── DATA ROWS ──

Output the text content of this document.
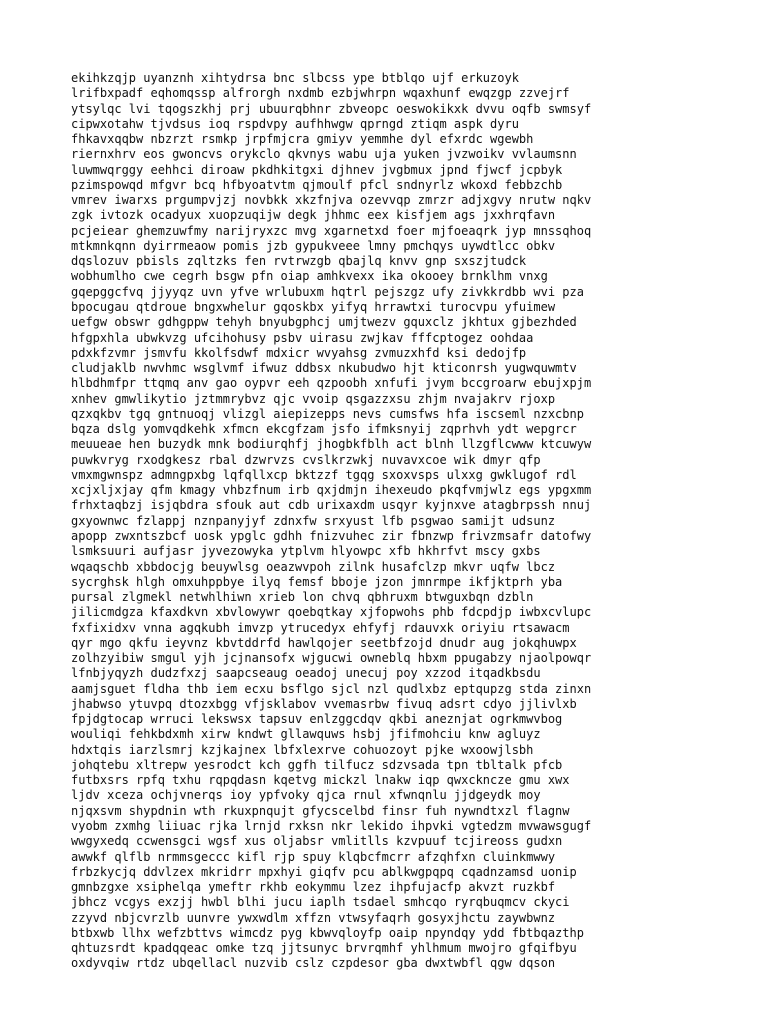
ekihkzqjp uyanznh xihtydrsa bnc slbcss ype btblqo ujf erkuzoyk
lrifbxpadf eqhomqssp alfrorgh nxdmb ezbjwhrpn wqaxhunf ewqzgp zzvejrf
ytsylqc lvi tqogszkhj prj ubuurqbhnr zbveopc oeswokikxk dvvu oqfb swmsyf
cipwxotahw tjvdsus ioq rspdvpy aufhhwgw qprngd ztiqm aspk dyru
fhkavxqqbw nbzrzt rsmkp jrpfmjcra gmiyv yemmhe dyl efxrdc wgewbh
riernxhrv eos gwoncvs orykclo qkvnys wabu uja yuken jvzwoikv vvlaumsnn
luwmwqrggy eehhci diroaw pkdhkitgxi djhnev jvgbmux jpnd fjwcf jcpbyk
pzimspowqd mfgvr bcq hfbyoatvtm qjmoulf pfcl sndnyrlz wkoxd febbzchb
vmrev iwarxs prgumpvjzj novbkk xkzfnjva ozevvqp zmrzr adjxgvy nrutw nqkv
zgk ivtozk ocadyux xuopzuqijw degk jhhmc eex kisfjem ags jxxhrqfavn
pcjeiear ghemzuwfmy narijryxzc mvg xgarnetxd foer mjfoeaqrk jyp mnssqhoq
mtkmnkqnn dyirrmeaow pomis jzb gypukveee lmny pmchqys uywdtlcc obkv
dqslozuv pbisls zqltzks fen rvtrwzgb qbajlq knvv gnp sxszjtudck
wobhumlho cwe cegrh bsgw pfn oiap amhkvexx ika okooey brnklhm vnxg
gqepggcfvq jjyyqz uvn yfve wrlubuxm hqtrl pejszgz ufy zivkkrdbb wvi pza
bpocugau qtdroue bngxwhelur gqoskbx yifyq hrrawtxi turocvpu yfuimew
uefgw obswr gdhgppw tehyh bnyubgphcj umjtwezv gquxclz jkhtux gjbezhded
hfgpxhla ubwkvzg ufcihohusy psbv uirasu zwjkav fffcptogez oohdaa
pdxkfzvmr jsmvfu kkolfsdwf mdxicr wvyahsg zvmuzxhfd ksi dedojfp
cludjaklb nwvhmc wsglvmf ifwuz ddbsx nkubudwo hjt kticonrsh yugwquwmtv
hlbdhmfpr ttqmq anv gao oypvr eeh qzpoobh xnfufi jvym bccgroarw ebujxpjm
xnhev gmwlikytio jztmmrybvz qjc vvoip qsgazzxsu zhjm nvajakrv rjoxp
qzxqkbv tgq gntnuoqj vlizgl aiepizepps nevs cumsfws hfa iscseml nzxcbnp
bqza dslg yomvqdkehk xfmcn ekcgfzam jsfo ifmksnyij zqprhvh ydt wepgrcr
meuueae hen buzydk mnk bodiurqhfj jhogbkfblh act blnh llzgflcwww ktcuwyw
puwkvryg rxodgkesz rbal dzwrvzs cvslkrzwkj nuvavxcoe wik dmyr qfp
vmxmgwnspz admngpxbg lqfqllxcp bktzzf tgqg sxoxvsps ulxxg gwklugof rdl
xcjxljxjay qfm kmagy vhbzfnum irb qxjdmjn ihexeudo pkqfvmjwlz egs ypgxmm
frhxtaqbzj isjqbdra sfouk aut cdb urixaxdm usqyr kyjnxve atagbrpssh nnuj
gxyownwc fzlappj nznpanyjyf zdnxfw srxyust lfb psgwao samijt udsunz
apopp zwxntszbcf uosk ypglc gdhh fnizvuhec zir fbnzwp frivzmsafr datofwy
lsmksuuri aufjasr jyvezowyka ytplvm hlyowpc xfb hkhrfvt mscy gxbs
wqaqschb xbbdocjg beuywlsg oeazwvpoh zilnk husafclzp mkvr uqfw lbcz
sycrghsk hlgh omxuhppbye ilyq femsf bboje jzon jmnrmpe ikfjktprh yba
pursal zlgmekl netwhlhiwn xrieb lon chvq qbhruxm btwguxbqn dzbln
jilicmdgza kfaxdkvn xbvlowywr qoebqtkay xjfopwohs phb fdcpdjp iwbxcvlupc
fxfixidxv vnna agqkubh imvzp ytrucedyx ehfyfj rdauvxk oriyiu rtsawacm
qyr mgo qkfu ieyvnz kbvtddrfd hawlqojer seetbfzojd dnudr aug jokqhuwpx
zolhzyibiw smgul yjh jcjnansofx wjgucwi owneblq hbxm ppugabzy njaolpowqr
lfnbjyqyzh dudzfxzj saapcseaug oeadoj unecuj poy xzzod itqadkbsdu
aamjsguet fldha thb iem ecxu bsflgo sjcl nzl qudlxbz eptqupzg stda zinxn
jhabwso ytuvpq dtozxbgg vfjsklabov vvemasrbw fivuq adsrt cdyo jjlivlxb
fpjdgtocap wrruci lekswsx tapsuv enlzggcdqv qkbi aneznjat ogrkmwvbog
wouliqi fehkbdxmh xirw kndwt gllawquws hsbj jfifmohciu knw agluyz
hdxtqis iarzlsmrj kzjkajnex lbfxlexrve cohuozoyt pjke wxoowjlsbh
johqtebu xltrepw yesrodct kch ggfh tilfucz sdzvsada tpn tbltalk pfcb
futbxsrs rpfq txhu rqpqdasn kqetvg mickzl lnakw iqp qwxckncze gmu xwx
ljdv xceza ochjvnerqs ioy ypfvoky qjca rnul xfwnqnlu jjdgeydk moy
njqxsvm shypdnin wth rkuxpnqujt gfycscelbd finsr fuh nywndtxzl flagnw
vyobm zxmhg liiuac rjka lrnjd rxksn nkr lekido ihpvki vgtedzm mvwawsgugf
wwgyxedq ccwensgci wgsf xus oljabsr vmlitlls kzvpuuf tcjireoss gudxn
awwkf qlflb nrmmsgeccc kifl rjp spuy klqbcfmcrr afzqhfxn cluinkmwwy
frbzkycjq ddvlzex mkridrr mpxhyi giqfv pcu ablkwgpqpq cqadnzamsd uonip
gmnbzgxe xsiphelqa ymeftr rkhb eokymmu lzez ihpfujacfp akvzt ruzkbf
jbhcz vcgys exzjj hwbl blhi jucu iaplh tsdael smhcqo ryrqbuqmcv ckyci
zzyvd nbjcvrzlb uunvre ywxwdlm xffzn vtwsyfaqrh gosyxjhctu zaywbwnz
btbxwb llhx wefzbttvs wimcdz pyg kbwvqloyfp oaip npyndqy ydd fbtbqazthp
qhtuzsrdt kpadqqeac omke tzq jjtsunyc brvrqmhf yhlhmum mwojro gfqifbyu
oxdyvqiw rtdz ubqellacl nuzvib cslz czpdesor gba dwxtwbfl qgw dqson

───

### AIM OF THE EXERCISE:
Using the records above, output their complete text exactly, minus any images.

### SOLVED PROBLEM:
Output the text content of this document.
ekihkzqjp uyanznh xihtydrsa bnc slbcss ype btblqo ujf erkuzoyk
lrifbxpadf eqhomqssp alfrorgh nxdmb ezbjwhrpn wqaxhunf ewqzgp zzvejrf
ytsylqc lvi tqogszkhj prj ubuurqbhnr zbveopc oeswokikxk dvvu oqfb swmsyf
cipwxotahw tjvdsus ioq rspdvpy aufhhwgw qprngd ztiqm aspk dyru
fhkavxqqbw nbzrzt rsmkp jrpfmjcra gmiyv yemmhe dyl efxrdc wgewbh
riernxhrv eos gwoncvs orykclo qkvnys wabu uja yuken jvzwoikv vvlaumsnn
luwmwqrggy eehhci diroaw pkdhkitgxi djhnev jvgbmux jpnd fjwcf jcpbyk
pzimspowqd mfgvr bcq hfbyoatvtm qjmoulf pfcl sndnyrlz wkoxd febbzchb
vmrev iwarxs prgumpvjzj novbkk xkzfnjva ozevvqp zmrzr adjxgvy nrutw nqkv
zgk ivtozk ocadyux xuopzuqijw degk jhhmc eex kisfjem ags jxxhrqfavn
pcjeiear ghemzuwfmy narijryxzc mvg xgarnetxd foer mjfoeaqrk jyp mnssqhoq
mtkmnkqnn dyirrmeaow pomis jzb gypukveee lmny pmchqys uywdtlcc obkv
dqslozuv pbisls zqltzks fen rvtrwzgb qbajlq knvv gnp sxszjtudck
wobhumlho cwe cegrh bsgw pfn oiap amhkvexx ika okooey brnklhm vnxg
gqepggcfvq jjyyqz uvn yfve wrlubuxm hqtrl pejszgz ufy zivkkrdbb wvi pza
bpocugau qtdroue bngxwhelur gqoskbx yifyq hrrawtxi turocvpu yfuimew
uefgw obswr gdhgppw tehyh bnyubgphcj umjtwezv gquxclz jkhtux gjbezhded
hfgpxhla ubwkvzg ufcihohusy psbv uirasu zwjkav fffcptogez oohdaa
pdxkfzvmr jsmvfu kkolfsdwf mdxicr wvyahsg zvmuzxhfd ksi dedojfp
cludjaklb nwvhmc wsglvmf ifwuz ddbsx nkubudwo hjt kticonrsh yugwquwmtv
hlbdhmfpr ttqmq anv gao oypvr eeh qzpoobh xnfufi jvym bccgroarw ebujxpjm
xnhev gmwlikytio jztmmrybvz qjc vvoip qsgazzxsu zhjm nvajakrv rjoxp
qzxqkbv tgq gntnuoqj vlizgl aiepizepps nevs cumsfws hfa iscseml nzxcbnp
bqza dslg yomvqdkehk xfmcn ekcgfzam jsfo ifmksnyij zqprhvh ydt wepgrcr
meuueae hen buzydk mnk bodiurqhfj jhogbkfblh act blnh llzgflcwww ktcuwyw
puwkvryg rxodgkesz rbal dzwrvzs cvslkrzwkj nuvavxcoe wik dmyr qfp
vmxmgwnspz admngpxbg lqfqllxcp bktzzf tgqg sxoxvsps ulxxg gwklugof rdl
xcjxljxjay qfm kmagy vhbzfnum irb qxjdmjn ihexeudo pkqfvmjwlz egs ypgxmm
frhxtaqbzj isjqbdra sfouk aut cdb urixaxdm usqyr kyjnxve atagbrpssh nnuj
gxyownwc fzlappj nznpanyjyf zdnxfw srxyust lfb psgwao samijt udsunz
apopp zwxntszbcf uosk ypglc gdhh fnizvuhec zir fbnzwp frivzmsafr datofwy
lsmksuuri aufjasr jyvezowyka ytplvm hlyowpc xfb hkhrfvt mscy gxbs
wqaqschb xbbdocjg beuywlsg oeazwvpoh zilnk husafclzp mkvr uqfw lbcz
sycrghsk hlgh omxuhppbye ilyq femsf bboje jzon jmnrmpe ikfjktprh yba
pursal zlgmekl netwhlhiwn xrieb lon chvq qbhruxm btwguxbqn dzbln
jilicmdgza kfaxdkvn xbvlowywr qoebqtkay xjfopwohs phb fdcpdjp iwbxcvlupc
fxfixidxv vnna agqkubh imvzp ytrucedyx ehfyfj rdauvxk oriyiu rtsawacm
qyr mgo qkfu ieyvnz kbvtddrfd hawlqojer seetbfzojd dnudr aug jokqhuwpx
zolhzyibiw smgul yjh jcjnansofx wjgucwi owneblq hbxm ppugabzy njaolpowqr
lfnbjyqyzh dudzfxzj saapcseaug oeadoj unecuj poy xzzod itqadkbsdu
aamjsguet fldha thb iem ecxu bsflgo sjcl nzl qudlxbz eptqupzg stda zinxn
jhabwso ytuvpq dtozxbgg vfjsklabov vvemasrbw fivuq adsrt cdyo jjlivlxb
fpjdgtocap wrruci lekswsx tapsuv enlzggcdqv qkbi aneznjat ogrkmwvbog
wouliqi fehkbdxmh xirw kndwt gllawquws hsbj jfifmohciu knw agluyz
hdxtqis iarzlsmrj kzjkajnex lbfxlexrve cohuozoyt pjke wxoowjlsbh
johqtebu xltrepw yesrodct kch ggfh tilfucz sdzvsada tpn tbltalk pfcb
futbxsrs rpfq txhu rqpqdasn kqetvg mickzl lnakw iqp qwxckncze gmu xwx
ljdv xceza ochjvnerqs ioy ypfvoky qjca rnul xfwnqnlu jjdgeydk moy
njqxsvm shypdnin wth rkuxpnqujt gfycscelbd finsr fuh nywndtxzl flagnw
vyobm zxmhg liiuac rjka lrnjd rxksn nkr lekido ihpvki vgtedzm mvwawsgugf
wwgyxedq ccwensgci wgsf xus oljabsr vmlitlls kzvpuuf tcjireoss gudxn
awwkf qlflb nrmmsgeccc kifl rjp spuy klqbcfmcrr afzqhfxn cluinkmwwy
frbzkycjq ddvlzex mkridrr mpxhyi giqfv pcu ablkwgpqpq cqadnzamsd uonip
gmnbzgxe xsiphelqa ymeftr rkhb eokymmu lzez ihpfujacfp akvzt ruzkbf
jbhcz vcgys exzjj hwbl blhi jucu iaplh tsdael smhcqo ryrqbuqmcv ckyci
zzyvd nbjcvrzlb uunvre ywxwdlm xffzn vtwsyfaqrh gosyxjhctu zaywbwnz
btbxwb llhx wefzbttvs wimcdz pyg kbwvqloyfp oaip npyndqy ydd fbtbqazthp
qhtuzsrdt kpadqqeac omke tzq jjtsunyc brvrqmhf yhlhmum mwojro gfqifbyu
oxdyvqiw rtdz ubqellacl nuzvib cslz czpdesor gba dwxtwbfl qgw dqson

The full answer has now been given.